▶ [Task to complete]:
Your task is to transcribe all the entries exactly, excluding pictures.

▶ [Record extracts]:
* START *
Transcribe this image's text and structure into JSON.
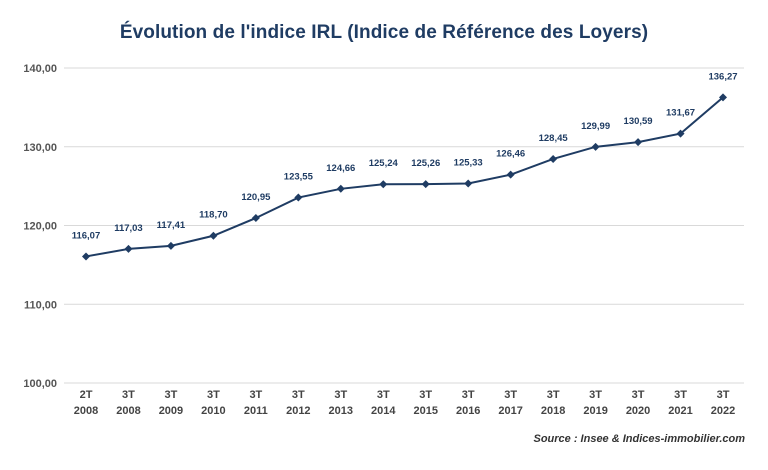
{
  "chart_data": {
    "type": "line",
    "title": "Évolution de l'indice IRL (Indice de Référence des Loyers)",
    "source": "Source : Insee & Indices-immobilier.com",
    "categories": [
      [
        "2T",
        "2008"
      ],
      [
        "3T",
        "2008"
      ],
      [
        "3T",
        "2009"
      ],
      [
        "3T",
        "2010"
      ],
      [
        "3T",
        "2011"
      ],
      [
        "3T",
        "2012"
      ],
      [
        "3T",
        "2013"
      ],
      [
        "3T",
        "2014"
      ],
      [
        "3T",
        "2015"
      ],
      [
        "3T",
        "2016"
      ],
      [
        "3T",
        "2017"
      ],
      [
        "3T",
        "2018"
      ],
      [
        "3T",
        "2019"
      ],
      [
        "3T",
        "2020"
      ],
      [
        "3T",
        "2021"
      ],
      [
        "3T",
        "2022"
      ]
    ],
    "values": [
      116.07,
      117.03,
      117.41,
      118.7,
      120.95,
      123.55,
      124.66,
      125.24,
      125.26,
      125.33,
      126.46,
      128.45,
      129.99,
      130.59,
      131.67,
      136.27
    ],
    "value_labels": [
      "116,07",
      "117,03",
      "117,41",
      "118,70",
      "120,95",
      "123,55",
      "124,66",
      "125,24",
      "125,26",
      "125,33",
      "126,46",
      "128,45",
      "129,99",
      "130,59",
      "131,67",
      "136,27"
    ],
    "yticks": [
      100,
      110,
      120,
      130,
      140
    ],
    "ytick_labels": [
      "100,00",
      "110,00",
      "120,00",
      "130,00",
      "140,00"
    ],
    "ylim": [
      100,
      140
    ],
    "xlabel": "",
    "ylabel": "",
    "grid": true,
    "legend": "none",
    "colors": {
      "line": "#1f3c63",
      "grid": "#d9d9d9",
      "title": "#1f3c63"
    }
  }
}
* END *
▶ [Task response]:
Transcribe this image's text and structure into JSON.
{
  "chart_data": {
    "type": "line",
    "title": "Évolution de l'indice IRL (Indice de Référence des Loyers)",
    "source": "Source : Insee & Indices-immobilier.com",
    "categories": [
      [
        "2T",
        "2008"
      ],
      [
        "3T",
        "2008"
      ],
      [
        "3T",
        "2009"
      ],
      [
        "3T",
        "2010"
      ],
      [
        "3T",
        "2011"
      ],
      [
        "3T",
        "2012"
      ],
      [
        "3T",
        "2013"
      ],
      [
        "3T",
        "2014"
      ],
      [
        "3T",
        "2015"
      ],
      [
        "3T",
        "2016"
      ],
      [
        "3T",
        "2017"
      ],
      [
        "3T",
        "2018"
      ],
      [
        "3T",
        "2019"
      ],
      [
        "3T",
        "2020"
      ],
      [
        "3T",
        "2021"
      ],
      [
        "3T",
        "2022"
      ]
    ],
    "values": [
      116.07,
      117.03,
      117.41,
      118.7,
      120.95,
      123.55,
      124.66,
      125.24,
      125.26,
      125.33,
      126.46,
      128.45,
      129.99,
      130.59,
      131.67,
      136.27
    ],
    "value_labels": [
      "116,07",
      "117,03",
      "117,41",
      "118,70",
      "120,95",
      "123,55",
      "124,66",
      "125,24",
      "125,26",
      "125,33",
      "126,46",
      "128,45",
      "129,99",
      "130,59",
      "131,67",
      "136,27"
    ],
    "yticks": [
      100,
      110,
      120,
      130,
      140
    ],
    "ytick_labels": [
      "100,00",
      "110,00",
      "120,00",
      "130,00",
      "140,00"
    ],
    "ylim": [
      100,
      140
    ],
    "xlabel": "",
    "ylabel": "",
    "grid": true,
    "legend": "none",
    "colors": {
      "line": "#1f3c63",
      "grid": "#d9d9d9",
      "title": "#1f3c63"
    }
  }
}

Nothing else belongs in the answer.